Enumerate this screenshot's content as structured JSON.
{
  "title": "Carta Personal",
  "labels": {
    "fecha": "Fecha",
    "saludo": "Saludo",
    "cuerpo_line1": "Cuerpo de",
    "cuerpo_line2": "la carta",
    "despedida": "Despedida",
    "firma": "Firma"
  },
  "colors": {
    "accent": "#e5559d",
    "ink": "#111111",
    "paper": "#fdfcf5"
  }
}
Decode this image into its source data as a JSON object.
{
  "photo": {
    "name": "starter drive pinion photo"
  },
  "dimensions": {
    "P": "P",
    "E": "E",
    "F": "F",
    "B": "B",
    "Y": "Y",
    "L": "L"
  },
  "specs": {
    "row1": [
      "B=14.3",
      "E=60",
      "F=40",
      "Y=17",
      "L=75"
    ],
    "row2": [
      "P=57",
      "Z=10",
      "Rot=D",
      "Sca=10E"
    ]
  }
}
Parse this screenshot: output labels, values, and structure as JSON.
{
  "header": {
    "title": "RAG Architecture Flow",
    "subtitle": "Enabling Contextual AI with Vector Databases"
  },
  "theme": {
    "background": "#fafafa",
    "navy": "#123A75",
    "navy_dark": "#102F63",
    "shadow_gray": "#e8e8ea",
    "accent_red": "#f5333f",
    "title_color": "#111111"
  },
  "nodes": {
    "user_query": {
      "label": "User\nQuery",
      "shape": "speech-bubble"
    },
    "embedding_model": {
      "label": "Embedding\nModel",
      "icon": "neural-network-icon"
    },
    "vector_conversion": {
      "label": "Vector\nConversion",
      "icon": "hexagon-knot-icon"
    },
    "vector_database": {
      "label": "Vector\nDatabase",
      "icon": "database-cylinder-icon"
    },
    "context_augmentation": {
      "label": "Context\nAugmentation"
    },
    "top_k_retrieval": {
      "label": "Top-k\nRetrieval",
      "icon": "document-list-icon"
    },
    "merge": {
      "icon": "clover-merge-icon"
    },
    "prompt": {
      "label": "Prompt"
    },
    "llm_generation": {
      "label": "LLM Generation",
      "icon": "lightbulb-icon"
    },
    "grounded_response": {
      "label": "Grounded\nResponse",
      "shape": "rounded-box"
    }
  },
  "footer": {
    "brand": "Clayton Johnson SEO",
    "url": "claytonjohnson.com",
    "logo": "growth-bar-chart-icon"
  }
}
------------
_Request:_ Report all lines of the data that include the word "photo".

_Expected answer:_
  "photo": {
    "name": "starter drive pinion photo"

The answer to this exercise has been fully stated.